What is expected: Where does the string "Yuri" appear? Copy every line of the entries below that holds it.

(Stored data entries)

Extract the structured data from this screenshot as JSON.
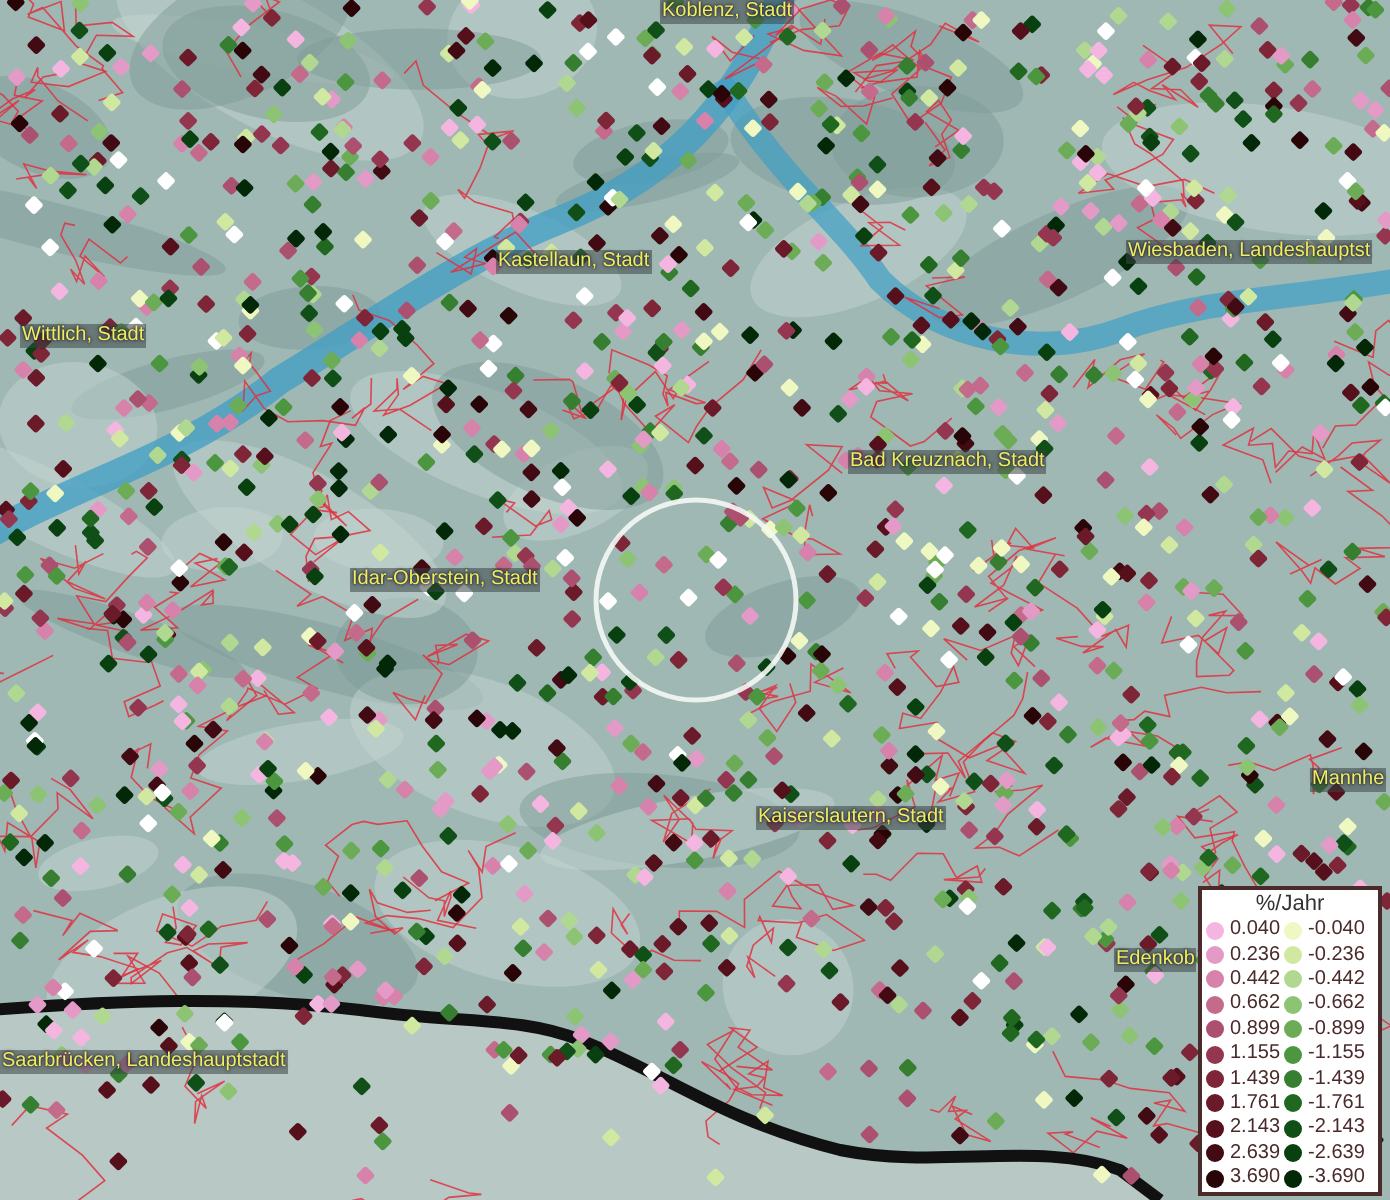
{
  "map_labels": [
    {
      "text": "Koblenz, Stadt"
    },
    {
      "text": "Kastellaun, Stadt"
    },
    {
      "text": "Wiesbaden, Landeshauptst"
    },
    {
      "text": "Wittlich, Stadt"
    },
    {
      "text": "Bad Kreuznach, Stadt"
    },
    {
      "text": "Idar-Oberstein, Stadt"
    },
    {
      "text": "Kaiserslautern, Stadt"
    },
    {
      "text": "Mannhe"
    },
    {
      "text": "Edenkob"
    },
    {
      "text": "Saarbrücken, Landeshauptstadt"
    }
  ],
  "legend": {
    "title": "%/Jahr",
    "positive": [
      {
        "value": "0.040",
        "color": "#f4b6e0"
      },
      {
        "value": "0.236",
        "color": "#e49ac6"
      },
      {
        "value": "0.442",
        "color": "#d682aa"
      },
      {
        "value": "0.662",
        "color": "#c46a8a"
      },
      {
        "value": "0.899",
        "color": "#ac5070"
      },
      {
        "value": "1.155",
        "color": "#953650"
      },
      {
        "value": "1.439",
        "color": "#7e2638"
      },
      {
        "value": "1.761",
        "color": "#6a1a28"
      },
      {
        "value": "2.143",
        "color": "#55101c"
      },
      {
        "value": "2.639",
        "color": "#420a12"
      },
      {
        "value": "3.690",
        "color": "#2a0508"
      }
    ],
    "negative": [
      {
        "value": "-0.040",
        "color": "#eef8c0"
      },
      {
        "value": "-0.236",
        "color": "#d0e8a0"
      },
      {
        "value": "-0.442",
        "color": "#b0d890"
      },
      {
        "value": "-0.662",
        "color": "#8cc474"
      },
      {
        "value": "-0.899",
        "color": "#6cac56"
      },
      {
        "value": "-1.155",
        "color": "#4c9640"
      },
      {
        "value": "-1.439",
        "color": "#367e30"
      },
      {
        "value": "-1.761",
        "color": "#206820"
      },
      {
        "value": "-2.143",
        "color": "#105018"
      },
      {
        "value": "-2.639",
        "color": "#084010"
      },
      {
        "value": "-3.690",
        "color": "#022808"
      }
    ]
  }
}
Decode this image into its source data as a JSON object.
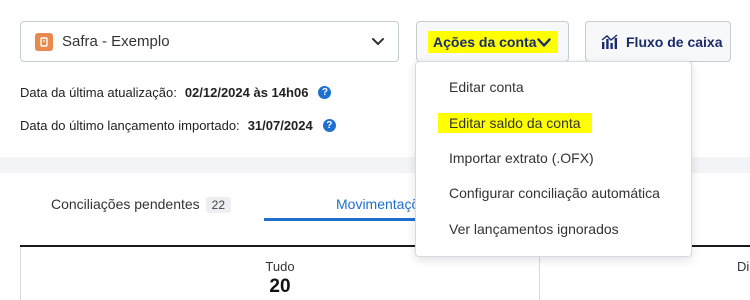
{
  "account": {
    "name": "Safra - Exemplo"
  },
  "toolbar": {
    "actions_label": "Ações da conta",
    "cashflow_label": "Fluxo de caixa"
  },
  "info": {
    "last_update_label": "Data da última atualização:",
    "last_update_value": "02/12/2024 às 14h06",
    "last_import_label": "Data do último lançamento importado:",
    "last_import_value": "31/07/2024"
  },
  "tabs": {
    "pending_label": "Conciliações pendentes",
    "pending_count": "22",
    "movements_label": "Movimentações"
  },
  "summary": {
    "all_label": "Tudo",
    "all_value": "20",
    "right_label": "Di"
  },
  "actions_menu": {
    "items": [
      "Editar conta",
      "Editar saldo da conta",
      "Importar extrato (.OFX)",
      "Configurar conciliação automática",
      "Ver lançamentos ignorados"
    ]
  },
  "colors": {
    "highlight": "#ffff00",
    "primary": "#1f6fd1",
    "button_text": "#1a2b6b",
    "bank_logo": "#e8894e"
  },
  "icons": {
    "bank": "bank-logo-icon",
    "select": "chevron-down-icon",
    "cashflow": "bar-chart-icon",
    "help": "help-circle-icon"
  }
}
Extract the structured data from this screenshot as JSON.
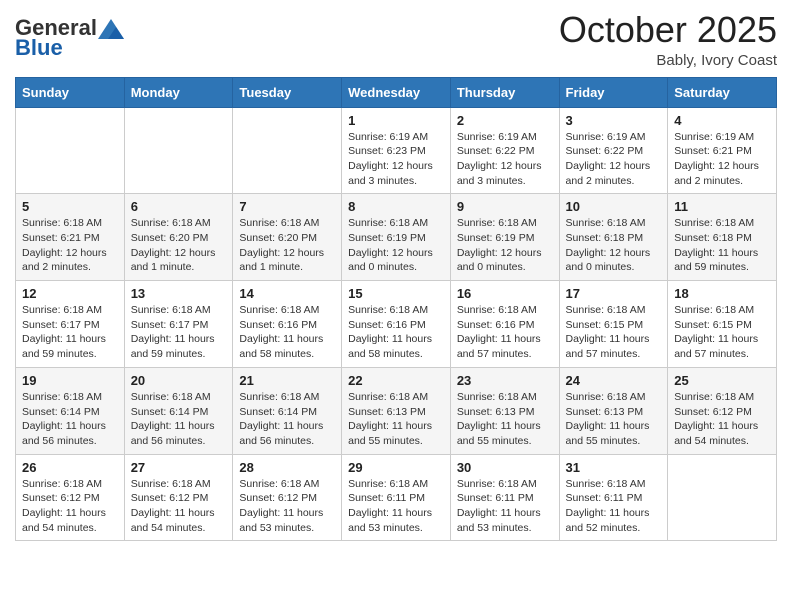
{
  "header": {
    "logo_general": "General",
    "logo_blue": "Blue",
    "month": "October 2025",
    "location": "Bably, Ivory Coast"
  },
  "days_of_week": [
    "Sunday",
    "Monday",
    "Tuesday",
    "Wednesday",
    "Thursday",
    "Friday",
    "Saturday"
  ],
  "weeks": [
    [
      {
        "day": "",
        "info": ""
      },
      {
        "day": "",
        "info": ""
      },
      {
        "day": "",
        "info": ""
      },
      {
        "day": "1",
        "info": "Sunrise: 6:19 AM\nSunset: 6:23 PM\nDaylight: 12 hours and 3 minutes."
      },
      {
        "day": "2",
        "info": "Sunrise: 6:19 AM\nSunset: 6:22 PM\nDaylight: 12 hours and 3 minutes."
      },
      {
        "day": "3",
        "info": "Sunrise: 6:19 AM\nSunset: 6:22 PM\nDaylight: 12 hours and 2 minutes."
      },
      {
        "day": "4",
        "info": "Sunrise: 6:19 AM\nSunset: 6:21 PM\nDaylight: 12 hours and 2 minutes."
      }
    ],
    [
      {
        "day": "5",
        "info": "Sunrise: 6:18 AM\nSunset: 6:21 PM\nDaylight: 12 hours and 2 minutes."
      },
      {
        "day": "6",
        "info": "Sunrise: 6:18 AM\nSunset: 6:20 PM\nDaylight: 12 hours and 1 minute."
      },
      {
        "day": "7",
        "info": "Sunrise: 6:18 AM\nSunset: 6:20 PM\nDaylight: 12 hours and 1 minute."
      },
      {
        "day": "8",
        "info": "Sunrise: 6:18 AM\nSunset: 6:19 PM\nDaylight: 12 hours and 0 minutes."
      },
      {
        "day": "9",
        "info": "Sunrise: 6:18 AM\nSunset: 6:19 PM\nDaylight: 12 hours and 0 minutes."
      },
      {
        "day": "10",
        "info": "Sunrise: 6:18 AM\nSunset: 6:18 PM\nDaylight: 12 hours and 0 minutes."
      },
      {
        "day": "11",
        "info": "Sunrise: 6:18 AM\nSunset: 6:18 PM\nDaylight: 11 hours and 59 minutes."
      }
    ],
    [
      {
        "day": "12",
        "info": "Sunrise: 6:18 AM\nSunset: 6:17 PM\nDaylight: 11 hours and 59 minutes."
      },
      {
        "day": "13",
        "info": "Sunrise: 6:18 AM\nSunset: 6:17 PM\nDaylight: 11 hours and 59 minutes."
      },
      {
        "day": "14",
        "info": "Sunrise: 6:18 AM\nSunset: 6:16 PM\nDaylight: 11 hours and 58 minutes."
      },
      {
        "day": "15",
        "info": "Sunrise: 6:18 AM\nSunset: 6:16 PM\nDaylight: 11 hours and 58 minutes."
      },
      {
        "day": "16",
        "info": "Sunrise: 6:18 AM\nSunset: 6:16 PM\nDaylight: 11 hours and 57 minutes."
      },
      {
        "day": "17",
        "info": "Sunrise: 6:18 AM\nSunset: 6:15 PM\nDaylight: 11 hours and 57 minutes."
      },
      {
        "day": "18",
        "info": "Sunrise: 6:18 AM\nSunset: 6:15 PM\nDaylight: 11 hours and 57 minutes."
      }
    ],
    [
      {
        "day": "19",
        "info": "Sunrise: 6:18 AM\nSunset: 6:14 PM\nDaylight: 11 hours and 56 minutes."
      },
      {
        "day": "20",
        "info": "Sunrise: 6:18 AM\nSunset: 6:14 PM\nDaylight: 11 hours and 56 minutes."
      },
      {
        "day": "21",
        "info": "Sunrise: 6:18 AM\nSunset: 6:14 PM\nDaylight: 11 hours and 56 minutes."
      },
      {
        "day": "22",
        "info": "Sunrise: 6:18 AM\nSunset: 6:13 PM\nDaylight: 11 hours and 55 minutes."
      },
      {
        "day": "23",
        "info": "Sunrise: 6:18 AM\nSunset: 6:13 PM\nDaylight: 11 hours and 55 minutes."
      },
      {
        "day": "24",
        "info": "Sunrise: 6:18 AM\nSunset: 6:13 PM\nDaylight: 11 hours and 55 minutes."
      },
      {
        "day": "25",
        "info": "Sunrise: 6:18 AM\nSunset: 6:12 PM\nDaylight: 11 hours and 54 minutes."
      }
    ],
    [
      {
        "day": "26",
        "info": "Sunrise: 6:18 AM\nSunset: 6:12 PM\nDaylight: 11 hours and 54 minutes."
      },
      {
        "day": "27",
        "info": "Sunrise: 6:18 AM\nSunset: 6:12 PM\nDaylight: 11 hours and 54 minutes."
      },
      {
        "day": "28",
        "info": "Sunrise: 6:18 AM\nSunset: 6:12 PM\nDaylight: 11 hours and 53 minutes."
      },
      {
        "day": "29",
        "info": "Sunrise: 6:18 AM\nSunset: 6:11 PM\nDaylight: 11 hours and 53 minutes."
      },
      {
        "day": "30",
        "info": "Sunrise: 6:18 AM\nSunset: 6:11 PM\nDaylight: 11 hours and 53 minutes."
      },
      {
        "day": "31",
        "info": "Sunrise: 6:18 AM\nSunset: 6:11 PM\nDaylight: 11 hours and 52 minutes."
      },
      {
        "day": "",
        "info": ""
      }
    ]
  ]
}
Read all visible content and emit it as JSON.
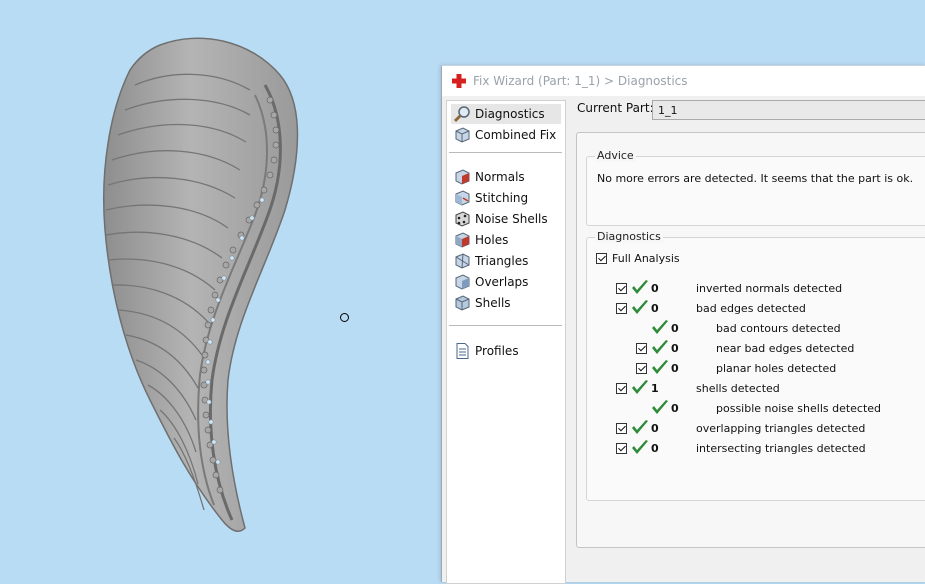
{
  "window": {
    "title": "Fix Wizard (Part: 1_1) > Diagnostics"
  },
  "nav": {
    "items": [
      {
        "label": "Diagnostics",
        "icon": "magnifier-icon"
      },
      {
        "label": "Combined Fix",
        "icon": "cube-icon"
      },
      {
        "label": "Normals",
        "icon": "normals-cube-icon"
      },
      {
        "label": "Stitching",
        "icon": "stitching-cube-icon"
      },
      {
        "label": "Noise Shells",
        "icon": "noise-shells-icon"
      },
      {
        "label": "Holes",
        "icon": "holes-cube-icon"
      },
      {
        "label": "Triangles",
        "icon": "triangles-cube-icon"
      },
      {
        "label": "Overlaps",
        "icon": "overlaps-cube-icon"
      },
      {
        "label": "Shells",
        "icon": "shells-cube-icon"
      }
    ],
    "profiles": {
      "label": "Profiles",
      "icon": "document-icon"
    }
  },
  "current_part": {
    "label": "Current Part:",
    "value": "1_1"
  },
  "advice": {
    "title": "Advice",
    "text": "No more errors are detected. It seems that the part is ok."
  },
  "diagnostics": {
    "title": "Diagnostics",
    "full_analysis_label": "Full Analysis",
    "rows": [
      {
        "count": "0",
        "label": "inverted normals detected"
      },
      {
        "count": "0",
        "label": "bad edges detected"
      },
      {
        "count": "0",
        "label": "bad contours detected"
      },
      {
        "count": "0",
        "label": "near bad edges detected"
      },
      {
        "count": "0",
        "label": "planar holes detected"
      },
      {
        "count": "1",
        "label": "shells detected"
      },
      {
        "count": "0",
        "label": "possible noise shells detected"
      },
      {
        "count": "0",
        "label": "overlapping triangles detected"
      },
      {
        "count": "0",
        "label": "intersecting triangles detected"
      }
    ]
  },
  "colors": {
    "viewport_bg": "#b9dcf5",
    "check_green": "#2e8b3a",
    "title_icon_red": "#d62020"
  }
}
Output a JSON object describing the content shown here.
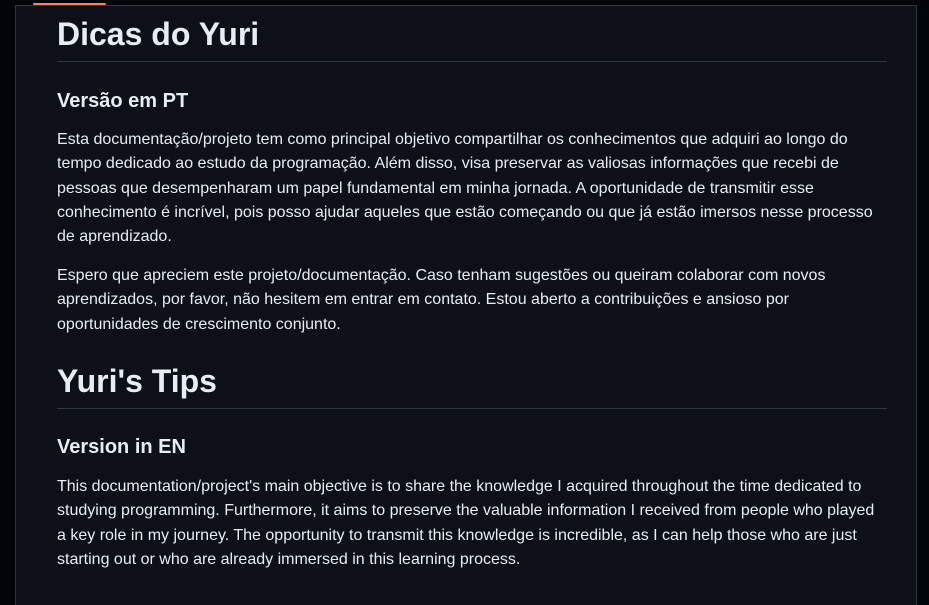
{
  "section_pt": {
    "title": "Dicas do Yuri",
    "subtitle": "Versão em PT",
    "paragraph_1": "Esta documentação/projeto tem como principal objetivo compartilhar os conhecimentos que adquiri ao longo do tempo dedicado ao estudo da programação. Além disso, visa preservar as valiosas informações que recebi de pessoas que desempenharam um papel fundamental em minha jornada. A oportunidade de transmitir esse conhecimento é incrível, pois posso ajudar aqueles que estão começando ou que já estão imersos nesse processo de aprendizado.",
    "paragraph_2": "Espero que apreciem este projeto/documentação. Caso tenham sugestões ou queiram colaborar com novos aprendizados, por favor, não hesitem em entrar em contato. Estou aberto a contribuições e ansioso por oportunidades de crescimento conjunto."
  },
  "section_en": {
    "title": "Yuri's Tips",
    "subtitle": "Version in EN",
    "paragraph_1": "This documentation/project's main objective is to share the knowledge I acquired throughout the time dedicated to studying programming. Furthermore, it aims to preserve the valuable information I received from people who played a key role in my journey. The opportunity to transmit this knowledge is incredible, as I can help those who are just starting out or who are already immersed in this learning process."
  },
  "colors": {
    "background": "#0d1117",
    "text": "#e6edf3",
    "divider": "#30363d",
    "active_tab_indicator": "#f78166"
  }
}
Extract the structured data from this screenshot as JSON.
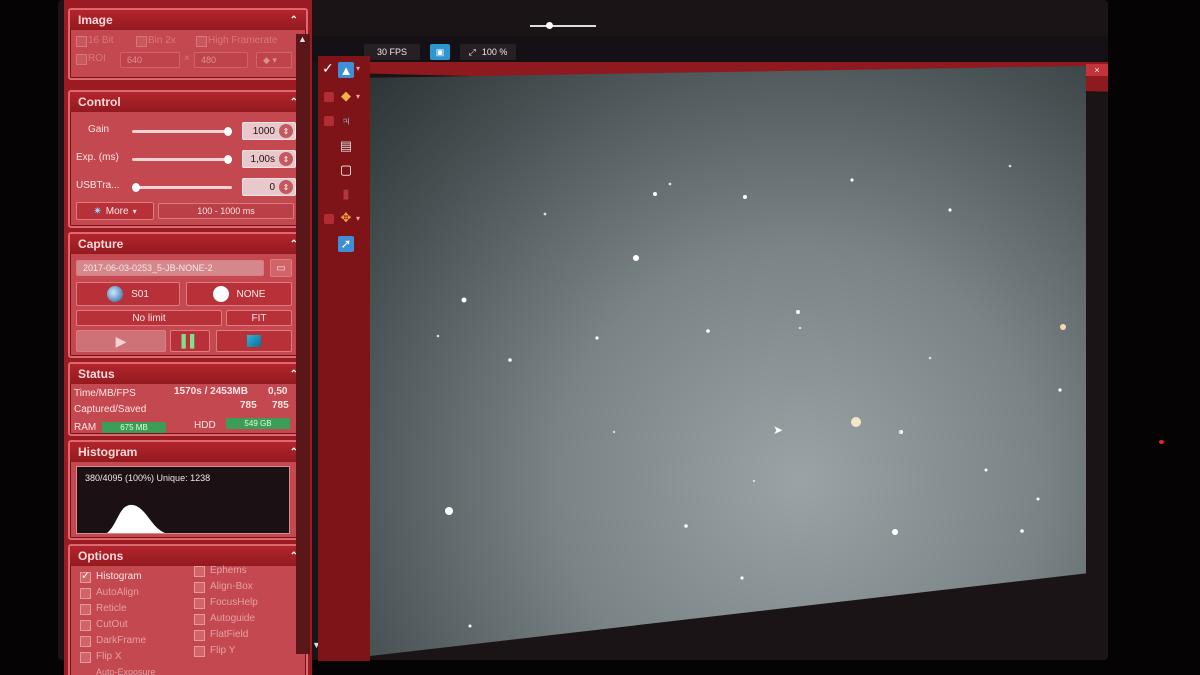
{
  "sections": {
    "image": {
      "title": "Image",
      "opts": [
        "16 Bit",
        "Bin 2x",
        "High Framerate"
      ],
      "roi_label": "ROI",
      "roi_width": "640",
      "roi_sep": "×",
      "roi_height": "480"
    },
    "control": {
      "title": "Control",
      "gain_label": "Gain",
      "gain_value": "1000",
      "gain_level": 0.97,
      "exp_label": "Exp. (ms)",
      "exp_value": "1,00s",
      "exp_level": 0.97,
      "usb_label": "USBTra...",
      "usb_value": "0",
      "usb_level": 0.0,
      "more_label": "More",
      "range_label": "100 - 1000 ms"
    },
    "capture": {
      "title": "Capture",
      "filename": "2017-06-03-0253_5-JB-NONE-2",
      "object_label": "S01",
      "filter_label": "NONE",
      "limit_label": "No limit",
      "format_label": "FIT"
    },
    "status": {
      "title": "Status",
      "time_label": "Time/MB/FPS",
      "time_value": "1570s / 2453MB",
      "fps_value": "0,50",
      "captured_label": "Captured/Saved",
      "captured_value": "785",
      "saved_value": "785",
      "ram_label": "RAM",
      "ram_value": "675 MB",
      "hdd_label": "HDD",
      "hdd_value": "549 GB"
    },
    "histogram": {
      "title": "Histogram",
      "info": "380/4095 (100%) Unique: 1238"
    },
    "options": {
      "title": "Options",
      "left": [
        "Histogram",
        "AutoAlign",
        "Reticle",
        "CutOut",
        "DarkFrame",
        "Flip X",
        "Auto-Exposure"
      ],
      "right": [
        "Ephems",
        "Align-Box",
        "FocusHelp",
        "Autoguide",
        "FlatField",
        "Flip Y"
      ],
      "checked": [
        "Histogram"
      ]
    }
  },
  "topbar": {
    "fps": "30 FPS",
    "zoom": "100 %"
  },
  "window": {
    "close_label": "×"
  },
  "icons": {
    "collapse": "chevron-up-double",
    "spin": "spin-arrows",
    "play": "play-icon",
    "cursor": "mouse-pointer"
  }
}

Completed task:
    "title": "Dicas do Yuri",
    "title": "Yuri's Tips",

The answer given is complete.